STATED PROBLEM >>
Each entry below is to be extracted exactly.

DATA SUPPLIED >>

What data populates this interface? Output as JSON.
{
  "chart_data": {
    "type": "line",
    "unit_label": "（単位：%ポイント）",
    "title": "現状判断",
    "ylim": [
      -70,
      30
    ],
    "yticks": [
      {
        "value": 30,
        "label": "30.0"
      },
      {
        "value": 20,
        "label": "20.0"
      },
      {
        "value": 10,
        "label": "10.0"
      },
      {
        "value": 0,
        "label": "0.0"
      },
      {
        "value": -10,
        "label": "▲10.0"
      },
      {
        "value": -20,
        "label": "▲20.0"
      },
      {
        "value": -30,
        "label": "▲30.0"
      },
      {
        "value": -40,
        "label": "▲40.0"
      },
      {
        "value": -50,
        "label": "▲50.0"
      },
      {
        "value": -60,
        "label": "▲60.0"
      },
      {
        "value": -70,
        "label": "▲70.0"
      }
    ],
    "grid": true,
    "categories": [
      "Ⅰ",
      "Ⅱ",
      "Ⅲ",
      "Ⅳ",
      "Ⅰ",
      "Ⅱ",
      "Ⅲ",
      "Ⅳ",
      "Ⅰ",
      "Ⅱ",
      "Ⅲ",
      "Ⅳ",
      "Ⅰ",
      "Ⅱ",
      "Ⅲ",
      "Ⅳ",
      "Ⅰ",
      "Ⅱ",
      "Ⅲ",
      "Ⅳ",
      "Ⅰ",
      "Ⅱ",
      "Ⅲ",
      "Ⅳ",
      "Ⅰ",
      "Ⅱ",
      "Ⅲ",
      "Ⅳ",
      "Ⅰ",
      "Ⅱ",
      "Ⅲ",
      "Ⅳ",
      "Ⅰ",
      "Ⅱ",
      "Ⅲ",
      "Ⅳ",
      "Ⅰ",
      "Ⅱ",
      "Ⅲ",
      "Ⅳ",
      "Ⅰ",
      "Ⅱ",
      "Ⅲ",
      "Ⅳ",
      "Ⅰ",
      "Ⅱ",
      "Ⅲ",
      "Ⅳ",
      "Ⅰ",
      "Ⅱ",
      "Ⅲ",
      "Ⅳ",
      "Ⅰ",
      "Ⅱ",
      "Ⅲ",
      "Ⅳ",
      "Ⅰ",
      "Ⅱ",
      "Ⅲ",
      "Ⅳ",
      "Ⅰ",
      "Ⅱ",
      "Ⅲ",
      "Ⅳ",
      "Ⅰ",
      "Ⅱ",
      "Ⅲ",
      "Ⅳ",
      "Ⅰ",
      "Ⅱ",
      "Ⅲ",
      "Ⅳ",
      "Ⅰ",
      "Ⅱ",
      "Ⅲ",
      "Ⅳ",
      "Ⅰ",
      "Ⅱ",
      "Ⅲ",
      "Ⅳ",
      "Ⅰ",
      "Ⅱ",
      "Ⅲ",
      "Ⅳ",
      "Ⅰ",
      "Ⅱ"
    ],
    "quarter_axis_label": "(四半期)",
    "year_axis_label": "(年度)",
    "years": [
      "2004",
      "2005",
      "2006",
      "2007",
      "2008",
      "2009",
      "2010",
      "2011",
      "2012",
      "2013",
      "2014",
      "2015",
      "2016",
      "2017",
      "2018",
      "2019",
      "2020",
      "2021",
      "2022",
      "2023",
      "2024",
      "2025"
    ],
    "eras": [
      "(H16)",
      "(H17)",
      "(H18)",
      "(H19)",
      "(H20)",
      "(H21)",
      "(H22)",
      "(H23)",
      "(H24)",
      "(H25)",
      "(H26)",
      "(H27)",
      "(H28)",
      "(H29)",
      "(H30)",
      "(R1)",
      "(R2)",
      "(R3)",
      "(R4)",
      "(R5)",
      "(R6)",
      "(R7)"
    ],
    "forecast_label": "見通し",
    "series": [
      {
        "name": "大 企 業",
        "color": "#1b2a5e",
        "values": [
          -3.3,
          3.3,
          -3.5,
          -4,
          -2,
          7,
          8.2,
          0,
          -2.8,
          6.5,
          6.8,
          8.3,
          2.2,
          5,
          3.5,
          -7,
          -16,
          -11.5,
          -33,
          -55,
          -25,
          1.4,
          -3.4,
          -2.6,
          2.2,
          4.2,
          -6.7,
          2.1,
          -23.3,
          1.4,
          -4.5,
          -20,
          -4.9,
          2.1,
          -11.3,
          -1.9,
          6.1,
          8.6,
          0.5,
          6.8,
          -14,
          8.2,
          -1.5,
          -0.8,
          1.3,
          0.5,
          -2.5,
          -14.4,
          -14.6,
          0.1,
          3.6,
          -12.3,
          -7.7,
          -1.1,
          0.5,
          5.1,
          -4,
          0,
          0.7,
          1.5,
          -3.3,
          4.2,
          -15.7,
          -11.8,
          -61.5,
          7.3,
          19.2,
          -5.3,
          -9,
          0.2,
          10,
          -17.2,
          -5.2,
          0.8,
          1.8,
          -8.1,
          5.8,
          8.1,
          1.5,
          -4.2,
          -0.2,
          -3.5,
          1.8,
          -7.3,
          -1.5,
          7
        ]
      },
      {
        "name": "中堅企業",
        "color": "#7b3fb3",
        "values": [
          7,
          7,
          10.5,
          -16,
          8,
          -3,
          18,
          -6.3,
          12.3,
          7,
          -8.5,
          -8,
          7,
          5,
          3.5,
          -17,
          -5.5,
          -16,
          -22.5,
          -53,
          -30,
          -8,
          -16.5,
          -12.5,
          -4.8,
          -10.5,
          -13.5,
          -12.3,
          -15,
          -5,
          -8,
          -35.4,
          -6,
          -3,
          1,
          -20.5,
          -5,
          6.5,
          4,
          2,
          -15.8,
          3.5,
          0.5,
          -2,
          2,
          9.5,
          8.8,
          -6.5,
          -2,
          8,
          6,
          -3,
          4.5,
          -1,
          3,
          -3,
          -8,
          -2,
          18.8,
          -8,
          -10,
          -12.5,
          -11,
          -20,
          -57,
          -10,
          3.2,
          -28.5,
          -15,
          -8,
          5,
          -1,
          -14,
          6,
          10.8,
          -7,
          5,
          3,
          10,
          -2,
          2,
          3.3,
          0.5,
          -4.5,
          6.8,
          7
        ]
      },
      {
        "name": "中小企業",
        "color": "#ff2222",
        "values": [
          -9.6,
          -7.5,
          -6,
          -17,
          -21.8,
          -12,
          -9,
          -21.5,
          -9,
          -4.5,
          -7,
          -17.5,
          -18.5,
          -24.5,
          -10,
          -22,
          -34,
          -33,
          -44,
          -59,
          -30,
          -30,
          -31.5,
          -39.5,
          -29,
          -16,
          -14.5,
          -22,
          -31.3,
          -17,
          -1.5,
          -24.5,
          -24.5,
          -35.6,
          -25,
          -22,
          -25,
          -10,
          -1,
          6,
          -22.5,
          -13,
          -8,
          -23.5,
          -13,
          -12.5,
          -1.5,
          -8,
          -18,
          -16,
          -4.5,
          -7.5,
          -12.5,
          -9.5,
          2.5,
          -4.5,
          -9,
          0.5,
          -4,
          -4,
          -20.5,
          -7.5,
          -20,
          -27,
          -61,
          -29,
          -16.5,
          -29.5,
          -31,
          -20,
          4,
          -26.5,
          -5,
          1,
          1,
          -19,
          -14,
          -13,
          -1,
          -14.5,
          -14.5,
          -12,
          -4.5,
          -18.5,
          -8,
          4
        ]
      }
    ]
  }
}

FULL ANSWER >>
What data populates this interface? Output as JSON.
{
  "chart_data": {
    "type": "line",
    "unit_label": "（単位：%ポイント）",
    "title": "現状判断",
    "ylim": [
      -70,
      30
    ],
    "yticks": [
      {
        "value": 30,
        "label": "30.0"
      },
      {
        "value": 20,
        "label": "20.0"
      },
      {
        "value": 10,
        "label": "10.0"
      },
      {
        "value": 0,
        "label": "0.0"
      },
      {
        "value": -10,
        "label": "▲10.0"
      },
      {
        "value": -20,
        "label": "▲20.0"
      },
      {
        "value": -30,
        "label": "▲30.0"
      },
      {
        "value": -40,
        "label": "▲40.0"
      },
      {
        "value": -50,
        "label": "▲50.0"
      },
      {
        "value": -60,
        "label": "▲60.0"
      },
      {
        "value": -70,
        "label": "▲70.0"
      }
    ],
    "grid": true,
    "categories": [
      "Ⅰ",
      "Ⅱ",
      "Ⅲ",
      "Ⅳ",
      "Ⅰ",
      "Ⅱ",
      "Ⅲ",
      "Ⅳ",
      "Ⅰ",
      "Ⅱ",
      "Ⅲ",
      "Ⅳ",
      "Ⅰ",
      "Ⅱ",
      "Ⅲ",
      "Ⅳ",
      "Ⅰ",
      "Ⅱ",
      "Ⅲ",
      "Ⅳ",
      "Ⅰ",
      "Ⅱ",
      "Ⅲ",
      "Ⅳ",
      "Ⅰ",
      "Ⅱ",
      "Ⅲ",
      "Ⅳ",
      "Ⅰ",
      "Ⅱ",
      "Ⅲ",
      "Ⅳ",
      "Ⅰ",
      "Ⅱ",
      "Ⅲ",
      "Ⅳ",
      "Ⅰ",
      "Ⅱ",
      "Ⅲ",
      "Ⅳ",
      "Ⅰ",
      "Ⅱ",
      "Ⅲ",
      "Ⅳ",
      "Ⅰ",
      "Ⅱ",
      "Ⅲ",
      "Ⅳ",
      "Ⅰ",
      "Ⅱ",
      "Ⅲ",
      "Ⅳ",
      "Ⅰ",
      "Ⅱ",
      "Ⅲ",
      "Ⅳ",
      "Ⅰ",
      "Ⅱ",
      "Ⅲ",
      "Ⅳ",
      "Ⅰ",
      "Ⅱ",
      "Ⅲ",
      "Ⅳ",
      "Ⅰ",
      "Ⅱ",
      "Ⅲ",
      "Ⅳ",
      "Ⅰ",
      "Ⅱ",
      "Ⅲ",
      "Ⅳ",
      "Ⅰ",
      "Ⅱ",
      "Ⅲ",
      "Ⅳ",
      "Ⅰ",
      "Ⅱ",
      "Ⅲ",
      "Ⅳ",
      "Ⅰ",
      "Ⅱ",
      "Ⅲ",
      "Ⅳ",
      "Ⅰ",
      "Ⅱ"
    ],
    "quarter_axis_label": "(四半期)",
    "year_axis_label": "(年度)",
    "years": [
      "2004",
      "2005",
      "2006",
      "2007",
      "2008",
      "2009",
      "2010",
      "2011",
      "2012",
      "2013",
      "2014",
      "2015",
      "2016",
      "2017",
      "2018",
      "2019",
      "2020",
      "2021",
      "2022",
      "2023",
      "2024",
      "2025"
    ],
    "eras": [
      "(H16)",
      "(H17)",
      "(H18)",
      "(H19)",
      "(H20)",
      "(H21)",
      "(H22)",
      "(H23)",
      "(H24)",
      "(H25)",
      "(H26)",
      "(H27)",
      "(H28)",
      "(H29)",
      "(H30)",
      "(R1)",
      "(R2)",
      "(R3)",
      "(R4)",
      "(R5)",
      "(R6)",
      "(R7)"
    ],
    "forecast_label": "見通し",
    "series": [
      {
        "name": "大 企 業",
        "color": "#1b2a5e",
        "values": [
          -3.3,
          3.3,
          -3.5,
          -4,
          -2,
          7,
          8.2,
          0,
          -2.8,
          6.5,
          6.8,
          8.3,
          2.2,
          5,
          3.5,
          -7,
          -16,
          -11.5,
          -33,
          -55,
          -25,
          1.4,
          -3.4,
          -2.6,
          2.2,
          4.2,
          -6.7,
          2.1,
          -23.3,
          1.4,
          -4.5,
          -20,
          -4.9,
          2.1,
          -11.3,
          -1.9,
          6.1,
          8.6,
          0.5,
          6.8,
          -14,
          8.2,
          -1.5,
          -0.8,
          1.3,
          0.5,
          -2.5,
          -14.4,
          -14.6,
          0.1,
          3.6,
          -12.3,
          -7.7,
          -1.1,
          0.5,
          5.1,
          -4,
          0,
          0.7,
          1.5,
          -3.3,
          4.2,
          -15.7,
          -11.8,
          -61.5,
          7.3,
          19.2,
          -5.3,
          -9,
          0.2,
          10,
          -17.2,
          -5.2,
          0.8,
          1.8,
          -8.1,
          5.8,
          8.1,
          1.5,
          -4.2,
          -0.2,
          -3.5,
          1.8,
          -7.3,
          -1.5,
          7
        ]
      },
      {
        "name": "中堅企業",
        "color": "#7b3fb3",
        "values": [
          7,
          7,
          10.5,
          -16,
          8,
          -3,
          18,
          -6.3,
          12.3,
          7,
          -8.5,
          -8,
          7,
          5,
          3.5,
          -17,
          -5.5,
          -16,
          -22.5,
          -53,
          -30,
          -8,
          -16.5,
          -12.5,
          -4.8,
          -10.5,
          -13.5,
          -12.3,
          -15,
          -5,
          -8,
          -35.4,
          -6,
          -3,
          1,
          -20.5,
          -5,
          6.5,
          4,
          2,
          -15.8,
          3.5,
          0.5,
          -2,
          2,
          9.5,
          8.8,
          -6.5,
          -2,
          8,
          6,
          -3,
          4.5,
          -1,
          3,
          -3,
          -8,
          -2,
          18.8,
          -8,
          -10,
          -12.5,
          -11,
          -20,
          -57,
          -10,
          3.2,
          -28.5,
          -15,
          -8,
          5,
          -1,
          -14,
          6,
          10.8,
          -7,
          5,
          3,
          10,
          -2,
          2,
          3.3,
          0.5,
          -4.5,
          6.8,
          7
        ]
      },
      {
        "name": "中小企業",
        "color": "#ff2222",
        "values": [
          -9.6,
          -7.5,
          -6,
          -17,
          -21.8,
          -12,
          -9,
          -21.5,
          -9,
          -4.5,
          -7,
          -17.5,
          -18.5,
          -24.5,
          -10,
          -22,
          -34,
          -33,
          -44,
          -59,
          -30,
          -30,
          -31.5,
          -39.5,
          -29,
          -16,
          -14.5,
          -22,
          -31.3,
          -17,
          -1.5,
          -24.5,
          -24.5,
          -35.6,
          -25,
          -22,
          -25,
          -10,
          -1,
          6,
          -22.5,
          -13,
          -8,
          -23.5,
          -13,
          -12.5,
          -1.5,
          -8,
          -18,
          -16,
          -4.5,
          -7.5,
          -12.5,
          -9.5,
          2.5,
          -4.5,
          -9,
          0.5,
          -4,
          -4,
          -20.5,
          -7.5,
          -20,
          -27,
          -61,
          -29,
          -16.5,
          -29.5,
          -31,
          -20,
          4,
          -26.5,
          -5,
          1,
          1,
          -19,
          -14,
          -13,
          -1,
          -14.5,
          -14.5,
          -12,
          -4.5,
          -18.5,
          -8,
          4
        ]
      }
    ]
  }
}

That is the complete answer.